▶ **Dataset**
□ □ □ □

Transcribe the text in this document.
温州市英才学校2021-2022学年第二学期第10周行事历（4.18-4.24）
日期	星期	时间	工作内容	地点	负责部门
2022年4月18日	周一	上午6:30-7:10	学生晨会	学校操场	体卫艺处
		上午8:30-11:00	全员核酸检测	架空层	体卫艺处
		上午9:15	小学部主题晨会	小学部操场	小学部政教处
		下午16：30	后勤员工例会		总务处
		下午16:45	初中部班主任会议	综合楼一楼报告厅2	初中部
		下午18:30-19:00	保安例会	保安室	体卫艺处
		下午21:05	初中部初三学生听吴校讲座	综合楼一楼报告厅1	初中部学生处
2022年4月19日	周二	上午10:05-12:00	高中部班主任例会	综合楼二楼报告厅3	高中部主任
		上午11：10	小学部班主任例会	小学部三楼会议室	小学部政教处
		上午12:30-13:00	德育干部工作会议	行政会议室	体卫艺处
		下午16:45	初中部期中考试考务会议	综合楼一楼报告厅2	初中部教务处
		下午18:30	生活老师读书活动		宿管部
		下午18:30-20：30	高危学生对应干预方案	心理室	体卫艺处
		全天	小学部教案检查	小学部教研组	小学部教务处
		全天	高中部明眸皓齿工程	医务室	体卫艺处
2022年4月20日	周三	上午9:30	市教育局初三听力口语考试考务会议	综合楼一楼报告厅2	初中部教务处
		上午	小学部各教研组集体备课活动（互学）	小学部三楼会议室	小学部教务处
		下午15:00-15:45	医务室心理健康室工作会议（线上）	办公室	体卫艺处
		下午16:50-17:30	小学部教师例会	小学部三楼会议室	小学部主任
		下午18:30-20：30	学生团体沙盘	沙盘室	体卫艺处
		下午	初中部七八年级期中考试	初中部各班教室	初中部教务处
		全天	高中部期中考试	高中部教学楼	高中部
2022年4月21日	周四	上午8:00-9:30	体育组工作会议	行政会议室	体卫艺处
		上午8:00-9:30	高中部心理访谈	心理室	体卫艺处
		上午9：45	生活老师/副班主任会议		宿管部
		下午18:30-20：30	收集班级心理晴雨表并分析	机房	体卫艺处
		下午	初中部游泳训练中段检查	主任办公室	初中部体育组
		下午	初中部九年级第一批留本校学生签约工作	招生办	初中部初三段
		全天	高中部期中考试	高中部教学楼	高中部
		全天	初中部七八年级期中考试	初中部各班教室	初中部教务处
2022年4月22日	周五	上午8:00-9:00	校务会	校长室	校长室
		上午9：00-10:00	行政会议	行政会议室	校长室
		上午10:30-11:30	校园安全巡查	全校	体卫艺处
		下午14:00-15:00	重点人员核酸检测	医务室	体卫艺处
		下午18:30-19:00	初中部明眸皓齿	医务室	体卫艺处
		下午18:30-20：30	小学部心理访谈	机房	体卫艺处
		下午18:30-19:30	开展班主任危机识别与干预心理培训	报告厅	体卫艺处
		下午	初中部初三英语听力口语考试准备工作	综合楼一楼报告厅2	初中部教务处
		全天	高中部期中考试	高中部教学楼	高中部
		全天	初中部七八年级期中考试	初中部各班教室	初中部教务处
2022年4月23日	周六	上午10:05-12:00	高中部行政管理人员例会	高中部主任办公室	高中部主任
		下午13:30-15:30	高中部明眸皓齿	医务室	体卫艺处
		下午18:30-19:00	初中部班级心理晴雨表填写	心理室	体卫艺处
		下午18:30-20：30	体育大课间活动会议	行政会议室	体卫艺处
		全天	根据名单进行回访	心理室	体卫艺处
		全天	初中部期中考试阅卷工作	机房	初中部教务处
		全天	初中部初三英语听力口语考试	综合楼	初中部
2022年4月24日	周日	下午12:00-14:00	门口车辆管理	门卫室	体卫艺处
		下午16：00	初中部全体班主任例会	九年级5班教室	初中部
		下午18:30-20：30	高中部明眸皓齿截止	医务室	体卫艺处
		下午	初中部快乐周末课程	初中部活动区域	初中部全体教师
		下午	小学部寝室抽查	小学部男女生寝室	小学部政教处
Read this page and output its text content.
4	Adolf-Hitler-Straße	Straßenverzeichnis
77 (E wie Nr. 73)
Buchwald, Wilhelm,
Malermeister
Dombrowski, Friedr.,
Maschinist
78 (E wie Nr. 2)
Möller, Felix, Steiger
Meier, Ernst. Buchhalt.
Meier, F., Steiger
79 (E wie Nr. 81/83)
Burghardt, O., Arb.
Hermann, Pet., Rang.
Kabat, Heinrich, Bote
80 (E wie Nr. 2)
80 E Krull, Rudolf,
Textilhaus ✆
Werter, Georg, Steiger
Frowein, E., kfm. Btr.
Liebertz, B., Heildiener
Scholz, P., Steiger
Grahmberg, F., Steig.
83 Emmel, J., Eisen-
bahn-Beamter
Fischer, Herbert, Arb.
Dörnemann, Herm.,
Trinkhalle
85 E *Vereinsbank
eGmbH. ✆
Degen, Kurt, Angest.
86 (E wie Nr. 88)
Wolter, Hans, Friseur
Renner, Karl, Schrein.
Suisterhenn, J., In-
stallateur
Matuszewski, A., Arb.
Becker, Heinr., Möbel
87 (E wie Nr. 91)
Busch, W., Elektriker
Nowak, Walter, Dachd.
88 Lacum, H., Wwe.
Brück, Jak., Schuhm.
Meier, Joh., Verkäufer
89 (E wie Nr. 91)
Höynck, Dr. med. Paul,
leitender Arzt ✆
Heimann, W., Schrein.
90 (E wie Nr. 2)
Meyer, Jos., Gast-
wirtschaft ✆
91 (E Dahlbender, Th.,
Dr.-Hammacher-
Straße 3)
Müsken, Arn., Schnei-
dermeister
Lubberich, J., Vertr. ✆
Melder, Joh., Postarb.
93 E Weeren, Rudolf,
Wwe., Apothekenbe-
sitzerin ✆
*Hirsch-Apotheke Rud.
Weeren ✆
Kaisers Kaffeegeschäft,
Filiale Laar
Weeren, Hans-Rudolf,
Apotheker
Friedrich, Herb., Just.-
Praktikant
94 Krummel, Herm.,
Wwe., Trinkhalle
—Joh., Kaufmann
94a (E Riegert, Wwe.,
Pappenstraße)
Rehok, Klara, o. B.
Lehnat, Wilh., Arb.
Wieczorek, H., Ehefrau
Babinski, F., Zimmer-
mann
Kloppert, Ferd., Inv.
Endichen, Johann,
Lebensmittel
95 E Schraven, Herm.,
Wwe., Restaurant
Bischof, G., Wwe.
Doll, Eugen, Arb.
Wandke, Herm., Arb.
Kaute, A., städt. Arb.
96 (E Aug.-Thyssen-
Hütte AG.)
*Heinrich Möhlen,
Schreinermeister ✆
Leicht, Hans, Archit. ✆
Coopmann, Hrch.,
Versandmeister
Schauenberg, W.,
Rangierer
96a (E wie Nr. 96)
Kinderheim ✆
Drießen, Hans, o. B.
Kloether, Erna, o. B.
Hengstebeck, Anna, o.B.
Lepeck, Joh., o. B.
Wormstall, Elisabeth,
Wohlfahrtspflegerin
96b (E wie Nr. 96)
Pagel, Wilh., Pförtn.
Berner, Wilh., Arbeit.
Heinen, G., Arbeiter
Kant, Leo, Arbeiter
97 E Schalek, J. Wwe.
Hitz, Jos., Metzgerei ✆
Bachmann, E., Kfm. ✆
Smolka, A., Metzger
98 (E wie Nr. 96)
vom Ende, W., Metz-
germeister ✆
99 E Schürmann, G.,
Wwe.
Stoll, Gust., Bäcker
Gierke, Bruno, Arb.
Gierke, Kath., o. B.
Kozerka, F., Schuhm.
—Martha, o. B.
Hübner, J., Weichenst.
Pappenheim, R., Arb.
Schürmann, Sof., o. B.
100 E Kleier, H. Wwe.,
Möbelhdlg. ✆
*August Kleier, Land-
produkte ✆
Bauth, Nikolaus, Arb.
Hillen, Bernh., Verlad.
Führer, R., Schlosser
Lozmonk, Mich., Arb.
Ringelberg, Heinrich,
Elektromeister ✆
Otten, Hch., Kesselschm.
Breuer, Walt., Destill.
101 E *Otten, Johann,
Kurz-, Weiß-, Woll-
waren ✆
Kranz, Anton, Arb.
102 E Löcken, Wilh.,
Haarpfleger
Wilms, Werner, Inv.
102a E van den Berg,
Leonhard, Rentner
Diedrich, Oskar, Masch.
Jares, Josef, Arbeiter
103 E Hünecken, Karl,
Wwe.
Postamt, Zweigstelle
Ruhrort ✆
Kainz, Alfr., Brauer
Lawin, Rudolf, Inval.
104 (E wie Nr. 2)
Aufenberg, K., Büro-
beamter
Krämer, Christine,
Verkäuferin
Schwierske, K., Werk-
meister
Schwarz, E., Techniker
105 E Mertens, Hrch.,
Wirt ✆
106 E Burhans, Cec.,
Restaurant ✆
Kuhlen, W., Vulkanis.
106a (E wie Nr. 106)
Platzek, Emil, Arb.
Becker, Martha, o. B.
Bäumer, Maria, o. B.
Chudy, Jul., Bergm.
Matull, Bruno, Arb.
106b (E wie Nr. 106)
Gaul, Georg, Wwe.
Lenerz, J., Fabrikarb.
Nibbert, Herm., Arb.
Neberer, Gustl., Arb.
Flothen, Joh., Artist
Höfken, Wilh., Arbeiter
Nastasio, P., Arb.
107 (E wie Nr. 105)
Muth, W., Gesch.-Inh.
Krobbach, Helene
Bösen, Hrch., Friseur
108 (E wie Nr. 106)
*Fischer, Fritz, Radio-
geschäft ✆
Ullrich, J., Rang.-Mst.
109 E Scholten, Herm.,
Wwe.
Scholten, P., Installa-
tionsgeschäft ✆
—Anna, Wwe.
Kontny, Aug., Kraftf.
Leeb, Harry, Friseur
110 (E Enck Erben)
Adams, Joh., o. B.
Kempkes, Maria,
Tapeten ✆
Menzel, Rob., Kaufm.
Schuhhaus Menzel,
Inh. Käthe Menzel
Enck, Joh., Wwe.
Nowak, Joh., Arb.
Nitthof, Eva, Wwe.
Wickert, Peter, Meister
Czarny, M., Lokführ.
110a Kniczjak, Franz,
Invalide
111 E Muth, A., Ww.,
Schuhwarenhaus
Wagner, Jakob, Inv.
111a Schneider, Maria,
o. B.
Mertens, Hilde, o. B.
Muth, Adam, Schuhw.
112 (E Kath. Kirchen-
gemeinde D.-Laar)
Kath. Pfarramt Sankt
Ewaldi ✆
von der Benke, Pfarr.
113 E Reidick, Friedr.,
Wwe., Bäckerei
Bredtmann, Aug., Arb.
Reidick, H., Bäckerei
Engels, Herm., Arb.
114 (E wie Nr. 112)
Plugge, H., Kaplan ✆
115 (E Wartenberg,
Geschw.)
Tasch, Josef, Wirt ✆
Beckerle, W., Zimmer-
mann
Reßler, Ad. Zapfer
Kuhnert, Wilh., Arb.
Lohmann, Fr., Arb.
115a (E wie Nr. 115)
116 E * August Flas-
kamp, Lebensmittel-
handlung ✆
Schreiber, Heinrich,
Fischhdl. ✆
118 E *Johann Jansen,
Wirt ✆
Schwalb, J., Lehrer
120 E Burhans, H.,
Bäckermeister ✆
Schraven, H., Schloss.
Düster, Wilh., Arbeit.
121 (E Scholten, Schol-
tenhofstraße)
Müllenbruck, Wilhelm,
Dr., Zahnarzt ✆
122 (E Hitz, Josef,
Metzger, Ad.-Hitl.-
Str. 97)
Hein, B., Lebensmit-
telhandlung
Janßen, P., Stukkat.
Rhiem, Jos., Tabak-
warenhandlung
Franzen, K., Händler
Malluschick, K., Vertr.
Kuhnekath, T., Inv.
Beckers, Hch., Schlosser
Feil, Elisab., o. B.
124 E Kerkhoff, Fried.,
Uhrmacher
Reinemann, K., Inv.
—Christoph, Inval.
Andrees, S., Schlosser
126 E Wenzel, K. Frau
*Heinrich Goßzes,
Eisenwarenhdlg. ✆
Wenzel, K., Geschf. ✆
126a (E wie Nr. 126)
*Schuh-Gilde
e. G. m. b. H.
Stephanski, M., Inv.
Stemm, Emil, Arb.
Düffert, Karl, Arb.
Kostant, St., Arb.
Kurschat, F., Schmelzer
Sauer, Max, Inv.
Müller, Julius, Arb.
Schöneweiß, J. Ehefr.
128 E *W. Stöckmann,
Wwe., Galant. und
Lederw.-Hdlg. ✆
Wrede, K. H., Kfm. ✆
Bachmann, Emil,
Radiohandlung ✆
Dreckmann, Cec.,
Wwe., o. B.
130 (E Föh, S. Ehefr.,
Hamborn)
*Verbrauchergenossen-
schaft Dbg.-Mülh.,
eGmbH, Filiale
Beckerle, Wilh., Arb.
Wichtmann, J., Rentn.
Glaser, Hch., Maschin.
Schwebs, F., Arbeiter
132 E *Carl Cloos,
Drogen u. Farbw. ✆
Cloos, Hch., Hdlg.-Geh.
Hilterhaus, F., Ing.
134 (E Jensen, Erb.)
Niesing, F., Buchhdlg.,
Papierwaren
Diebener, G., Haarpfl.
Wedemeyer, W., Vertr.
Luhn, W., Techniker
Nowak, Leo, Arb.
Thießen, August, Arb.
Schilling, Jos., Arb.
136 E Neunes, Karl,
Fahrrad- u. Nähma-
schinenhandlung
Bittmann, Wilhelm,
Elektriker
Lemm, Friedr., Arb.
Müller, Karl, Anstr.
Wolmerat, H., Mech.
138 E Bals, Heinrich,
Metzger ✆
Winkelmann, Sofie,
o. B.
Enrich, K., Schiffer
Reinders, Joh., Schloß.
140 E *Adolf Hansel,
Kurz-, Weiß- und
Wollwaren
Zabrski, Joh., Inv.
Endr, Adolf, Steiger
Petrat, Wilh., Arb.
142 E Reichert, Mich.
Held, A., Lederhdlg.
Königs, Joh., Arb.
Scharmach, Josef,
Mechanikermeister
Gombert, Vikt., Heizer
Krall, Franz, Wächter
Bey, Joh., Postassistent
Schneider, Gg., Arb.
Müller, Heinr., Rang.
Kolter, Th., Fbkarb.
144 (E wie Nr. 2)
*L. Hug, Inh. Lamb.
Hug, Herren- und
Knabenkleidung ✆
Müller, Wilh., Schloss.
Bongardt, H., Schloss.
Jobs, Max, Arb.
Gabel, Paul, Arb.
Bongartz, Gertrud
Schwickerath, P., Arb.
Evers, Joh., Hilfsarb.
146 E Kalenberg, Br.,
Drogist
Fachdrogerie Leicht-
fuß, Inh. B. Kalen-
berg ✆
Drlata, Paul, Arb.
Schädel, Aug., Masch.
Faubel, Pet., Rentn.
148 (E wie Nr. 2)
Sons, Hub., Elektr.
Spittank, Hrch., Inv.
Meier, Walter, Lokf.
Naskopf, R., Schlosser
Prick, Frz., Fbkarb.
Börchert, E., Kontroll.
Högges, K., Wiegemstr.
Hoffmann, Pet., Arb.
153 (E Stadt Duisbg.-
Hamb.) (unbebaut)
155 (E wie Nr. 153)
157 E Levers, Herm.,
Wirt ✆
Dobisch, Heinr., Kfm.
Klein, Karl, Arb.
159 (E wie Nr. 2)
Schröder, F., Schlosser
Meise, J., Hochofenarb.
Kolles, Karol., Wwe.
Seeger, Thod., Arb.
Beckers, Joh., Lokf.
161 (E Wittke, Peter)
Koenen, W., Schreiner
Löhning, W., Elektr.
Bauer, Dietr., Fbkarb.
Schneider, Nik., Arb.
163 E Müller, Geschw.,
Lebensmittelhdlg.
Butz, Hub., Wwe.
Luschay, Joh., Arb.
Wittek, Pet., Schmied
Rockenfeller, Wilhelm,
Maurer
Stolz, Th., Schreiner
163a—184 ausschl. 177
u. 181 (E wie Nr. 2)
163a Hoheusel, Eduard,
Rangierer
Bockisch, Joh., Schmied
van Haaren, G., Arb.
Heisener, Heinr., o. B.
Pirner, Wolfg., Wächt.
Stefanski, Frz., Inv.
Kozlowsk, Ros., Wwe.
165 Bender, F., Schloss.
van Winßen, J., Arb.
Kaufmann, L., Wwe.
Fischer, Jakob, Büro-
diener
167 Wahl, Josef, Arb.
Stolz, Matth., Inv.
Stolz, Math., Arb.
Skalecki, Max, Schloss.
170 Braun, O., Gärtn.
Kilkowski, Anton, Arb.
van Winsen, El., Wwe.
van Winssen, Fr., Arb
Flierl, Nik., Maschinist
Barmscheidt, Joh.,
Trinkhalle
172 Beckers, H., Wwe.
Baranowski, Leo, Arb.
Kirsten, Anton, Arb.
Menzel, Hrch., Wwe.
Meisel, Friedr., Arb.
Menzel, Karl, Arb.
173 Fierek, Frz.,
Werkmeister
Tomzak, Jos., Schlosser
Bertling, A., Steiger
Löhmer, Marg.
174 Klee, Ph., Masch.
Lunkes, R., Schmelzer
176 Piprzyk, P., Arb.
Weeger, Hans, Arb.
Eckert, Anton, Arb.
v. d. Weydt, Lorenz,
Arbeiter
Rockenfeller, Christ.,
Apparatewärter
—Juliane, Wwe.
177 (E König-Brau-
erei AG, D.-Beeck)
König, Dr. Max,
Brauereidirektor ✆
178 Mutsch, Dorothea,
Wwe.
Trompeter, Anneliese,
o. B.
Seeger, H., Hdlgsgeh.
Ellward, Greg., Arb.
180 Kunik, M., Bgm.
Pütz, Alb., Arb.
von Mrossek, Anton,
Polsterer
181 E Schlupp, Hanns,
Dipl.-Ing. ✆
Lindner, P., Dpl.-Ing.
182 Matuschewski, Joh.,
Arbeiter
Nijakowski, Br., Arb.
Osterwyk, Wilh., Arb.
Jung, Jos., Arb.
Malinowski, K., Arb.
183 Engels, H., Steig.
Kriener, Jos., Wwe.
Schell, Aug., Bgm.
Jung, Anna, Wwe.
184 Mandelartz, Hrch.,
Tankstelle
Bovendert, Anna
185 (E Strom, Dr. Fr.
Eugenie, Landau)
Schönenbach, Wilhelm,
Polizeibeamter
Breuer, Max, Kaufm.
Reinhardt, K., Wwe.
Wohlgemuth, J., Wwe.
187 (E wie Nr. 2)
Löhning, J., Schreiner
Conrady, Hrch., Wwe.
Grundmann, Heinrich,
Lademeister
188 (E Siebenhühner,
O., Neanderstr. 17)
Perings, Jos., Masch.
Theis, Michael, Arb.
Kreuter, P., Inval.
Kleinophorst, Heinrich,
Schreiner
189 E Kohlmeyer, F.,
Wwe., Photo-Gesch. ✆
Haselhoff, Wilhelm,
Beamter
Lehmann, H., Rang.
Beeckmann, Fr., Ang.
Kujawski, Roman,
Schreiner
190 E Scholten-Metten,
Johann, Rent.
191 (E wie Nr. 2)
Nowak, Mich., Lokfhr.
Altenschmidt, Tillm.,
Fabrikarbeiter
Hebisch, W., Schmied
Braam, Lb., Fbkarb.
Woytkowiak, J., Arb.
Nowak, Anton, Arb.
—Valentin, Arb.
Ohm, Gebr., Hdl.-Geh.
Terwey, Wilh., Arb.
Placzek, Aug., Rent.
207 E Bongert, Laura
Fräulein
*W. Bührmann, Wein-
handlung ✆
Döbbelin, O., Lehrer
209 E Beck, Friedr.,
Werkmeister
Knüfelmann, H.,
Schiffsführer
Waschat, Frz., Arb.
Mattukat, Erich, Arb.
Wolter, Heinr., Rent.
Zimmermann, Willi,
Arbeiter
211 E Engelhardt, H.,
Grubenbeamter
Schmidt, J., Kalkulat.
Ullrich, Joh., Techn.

□ □ □ □

Look over the listing. Pull out every line with the string "Schmelzer" in it.

Kurschat, F., Schmelzer
Lunkes, R., Schmelzer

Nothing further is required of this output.